Problem details:
Copy each line in the data that includes the word "具有三年以上设计工作经历".

Dataset items:
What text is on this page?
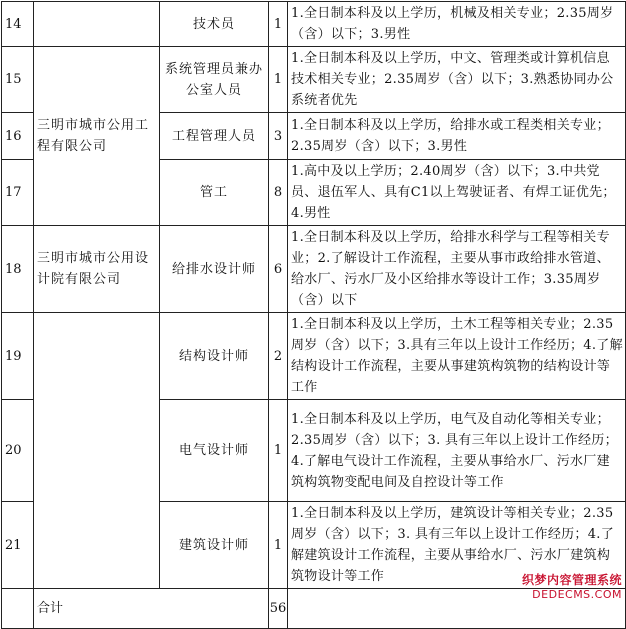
14		技术员	1	1.全日制本科及以上学历，机械及相关专业；2.35周岁（含）以下；3.男性
15	三明市城市公用工程有限公司	系统管理员兼办公室人员	1	1.全日制本科及以上学历，中文、管理类或计算机信息技术相关专业；2.35周岁（含）以下；3.熟悉协同办公系统者优先
16		工程管理人员	3	1.全日制本科及以上学历，给排水或工程类相关专业；2.35周岁（含）以下；3.男性
17		管工	8	1.高中及以上学历；2.40周岁（含）以下；3.中共党员、退伍军人、具有C1以上驾驶证者、有焊工证优先；4.男性
18	三明市城市公用设计院有限公司	给排水设计师	6	1.全日制本科及以上学历，给排水科学与工程等相关专业；2.了解设计工作流程，主要从事市政给排水管道、给水厂、污水厂及小区给排水等设计工作；3.35周岁（含）以下
19		结构设计师	2	1.全日制本科及以上学历，土木工程等相关专业；2.35周岁（含）以下；3.具有三年以上设计工作经历；4.了解结构设计工作流程，主要从事建筑构筑物的结构设计等工作
20		电气设计师	1	1.全日制本科及以上学历，电气及自动化等相关专业；2.35周岁（含）以下；3. 具有三年以上设计工作经历；4.了解电气设计工作流程，主要从事给水厂、污水厂建筑构筑物变配电间及自控设计等工作
21		建筑设计师	1	1.全日制本科及以上学历，建筑设计等相关专业；2.35周岁（含）以下；3. 具有三年以上设计工作经历；4.了解建筑设计工作流程，主要从事给水厂、污水厂建筑构筑物设计等工作
	合计		56	
织梦内容管理系统
DEDECMS.COM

Complete answer:
19		结构设计师	2	1.全日制本科及以上学历，土木工程等相关专业；2.35周岁（含）以下；3.具有三年以上设计工作经历；4.了解结构设计工作流程，主要从事建筑构筑物的结构设计等工作
20		电气设计师	1	1.全日制本科及以上学历，电气及自动化等相关专业；2.35周岁（含）以下；3. 具有三年以上设计工作经历；4.了解电气设计工作流程，主要从事给水厂、污水厂建筑构筑物变配电间及自控设计等工作
21		建筑设计师	1	1.全日制本科及以上学历，建筑设计等相关专业；2.35周岁（含）以下；3. 具有三年以上设计工作经历；4.了解建筑设计工作流程，主要从事给水厂、污水厂建筑构筑物设计等工作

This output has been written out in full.